What is expected: Copy out every line exactly, passing over the pictures.

[Dataset entries on figures]
(begin)
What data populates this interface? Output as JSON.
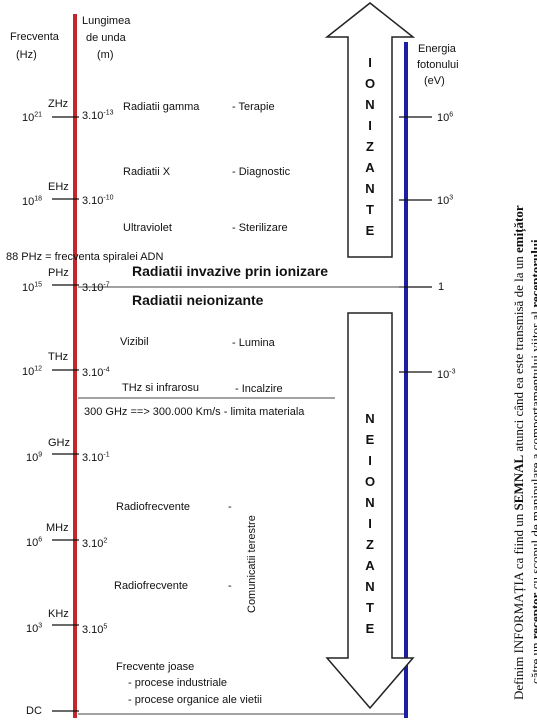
{
  "headers": {
    "freq_line1": "Frecventa",
    "freq_line2": "(Hz)",
    "wave_line1": "Lungimea",
    "wave_line2": "de unda",
    "wave_line3": "(m)",
    "energy_line1": "Energia",
    "energy_line2": "fotonului",
    "energy_line3": "(eV)"
  },
  "freq_ticks": [
    {
      "unit": "ZHz",
      "base": "10",
      "exp": "21"
    },
    {
      "unit": "EHz",
      "base": "10",
      "exp": "18"
    },
    {
      "unit": "PHz",
      "base": "10",
      "exp": "15"
    },
    {
      "unit": "THz",
      "base": "10",
      "exp": "12"
    },
    {
      "unit": "GHz",
      "base": "10",
      "exp": "9"
    },
    {
      "unit": "MHz",
      "base": "10",
      "exp": "6"
    },
    {
      "unit": "KHz",
      "base": "10",
      "exp": "3"
    },
    {
      "unit": "",
      "base": "DC",
      "exp": ""
    }
  ],
  "wave_ticks": [
    {
      "base": "3.10",
      "exp": "-13"
    },
    {
      "base": "3.10",
      "exp": "-10"
    },
    {
      "base": "3.10",
      "exp": "-7"
    },
    {
      "base": "3.10",
      "exp": "-4"
    },
    {
      "base": "3.10",
      "exp": "-1"
    },
    {
      "base": "3.10",
      "exp": "2"
    },
    {
      "base": "3.10",
      "exp": "5"
    }
  ],
  "energy_ticks": [
    {
      "base": "10",
      "exp": "6"
    },
    {
      "base": "10",
      "exp": "3"
    },
    {
      "base": "1",
      "exp": ""
    },
    {
      "base": "10",
      "exp": "-3"
    }
  ],
  "bands": {
    "gamma": "Radiatii gamma",
    "gamma_use": "- Terapie",
    "xray": "Radiatii X",
    "xray_use": "- Diagnostic",
    "uv": "Ultraviolet",
    "uv_use": "- Sterilizare",
    "adn": "88 PHz = frecventa spiralei ADN",
    "invazive": "Radiatii invazive prin ionizare",
    "neionizante": "Radiatii neionizante",
    "vizibil": "Vizibil",
    "vizibil_use": "- Lumina",
    "thz": "THz si infrarosu",
    "thz_use": "- Incalzire",
    "limit": "300 GHz ==> 300.000 Km/s - limita materiala",
    "radio1": "Radiofrecvente",
    "radio_dash": "-",
    "radio2": "Radiofrecvente",
    "radio_use": "Comunicatii terestre",
    "low_freq": "Frecvente joase",
    "low_use1": "- procese industriale",
    "low_use2": "- procese organice ale vietii"
  },
  "arrows": {
    "ionizante": [
      "I",
      "O",
      "N",
      "I",
      "Z",
      "A",
      "N",
      "T",
      "E"
    ],
    "neionizante": [
      "N",
      "E",
      "I",
      "O",
      "N",
      "I",
      "Z",
      "A",
      "N",
      "T",
      "E"
    ]
  },
  "caption": {
    "p1": "Definim INFORMAȚIA ca fiind un ",
    "b1": "SEMNAL",
    "p2": " atunci când ea este transmisă de la un ",
    "b2": "emițător",
    "p3": "către un ",
    "b3": "receptor",
    "p4": " cu scopul de manipulare a comportamentului viitor al ",
    "b4": "receptorului",
    "p5": "."
  },
  "colors": {
    "red_axis": "#c1272d",
    "blue_axis": "#1b1fa3"
  }
}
(end)
Response:
What data populates this interface? Output as JSON.
{
  "headers": {
    "freq_line1": "Frecventa",
    "freq_line2": "(Hz)",
    "wave_line1": "Lungimea",
    "wave_line2": "de unda",
    "wave_line3": "(m)",
    "energy_line1": "Energia",
    "energy_line2": "fotonului",
    "energy_line3": "(eV)"
  },
  "freq_ticks": [
    {
      "unit": "ZHz",
      "base": "10",
      "exp": "21"
    },
    {
      "unit": "EHz",
      "base": "10",
      "exp": "18"
    },
    {
      "unit": "PHz",
      "base": "10",
      "exp": "15"
    },
    {
      "unit": "THz",
      "base": "10",
      "exp": "12"
    },
    {
      "unit": "GHz",
      "base": "10",
      "exp": "9"
    },
    {
      "unit": "MHz",
      "base": "10",
      "exp": "6"
    },
    {
      "unit": "KHz",
      "base": "10",
      "exp": "3"
    },
    {
      "unit": "",
      "base": "DC",
      "exp": ""
    }
  ],
  "wave_ticks": [
    {
      "base": "3.10",
      "exp": "-13"
    },
    {
      "base": "3.10",
      "exp": "-10"
    },
    {
      "base": "3.10",
      "exp": "-7"
    },
    {
      "base": "3.10",
      "exp": "-4"
    },
    {
      "base": "3.10",
      "exp": "-1"
    },
    {
      "base": "3.10",
      "exp": "2"
    },
    {
      "base": "3.10",
      "exp": "5"
    }
  ],
  "energy_ticks": [
    {
      "base": "10",
      "exp": "6"
    },
    {
      "base": "10",
      "exp": "3"
    },
    {
      "base": "1",
      "exp": ""
    },
    {
      "base": "10",
      "exp": "-3"
    }
  ],
  "bands": {
    "gamma": "Radiatii gamma",
    "gamma_use": "- Terapie",
    "xray": "Radiatii X",
    "xray_use": "- Diagnostic",
    "uv": "Ultraviolet",
    "uv_use": "- Sterilizare",
    "adn": "88 PHz = frecventa spiralei ADN",
    "invazive": "Radiatii invazive prin ionizare",
    "neionizante": "Radiatii neionizante",
    "vizibil": "Vizibil",
    "vizibil_use": "- Lumina",
    "thz": "THz si infrarosu",
    "thz_use": "- Incalzire",
    "limit": "300 GHz ==> 300.000 Km/s - limita materiala",
    "radio1": "Radiofrecvente",
    "radio_dash": "-",
    "radio2": "Radiofrecvente",
    "radio_use": "Comunicatii terestre",
    "low_freq": "Frecvente joase",
    "low_use1": "- procese industriale",
    "low_use2": "- procese organice ale vietii"
  },
  "arrows": {
    "ionizante": [
      "I",
      "O",
      "N",
      "I",
      "Z",
      "A",
      "N",
      "T",
      "E"
    ],
    "neionizante": [
      "N",
      "E",
      "I",
      "O",
      "N",
      "I",
      "Z",
      "A",
      "N",
      "T",
      "E"
    ]
  },
  "caption": {
    "p1": "Definim INFORMAȚIA ca fiind un ",
    "b1": "SEMNAL",
    "p2": " atunci când ea este transmisă de la un ",
    "b2": "emițător",
    "p3": "către un ",
    "b3": "receptor",
    "p4": " cu scopul de manipulare a comportamentului viitor al ",
    "b4": "receptorului",
    "p5": "."
  },
  "colors": {
    "red_axis": "#c1272d",
    "blue_axis": "#1b1fa3"
  }
}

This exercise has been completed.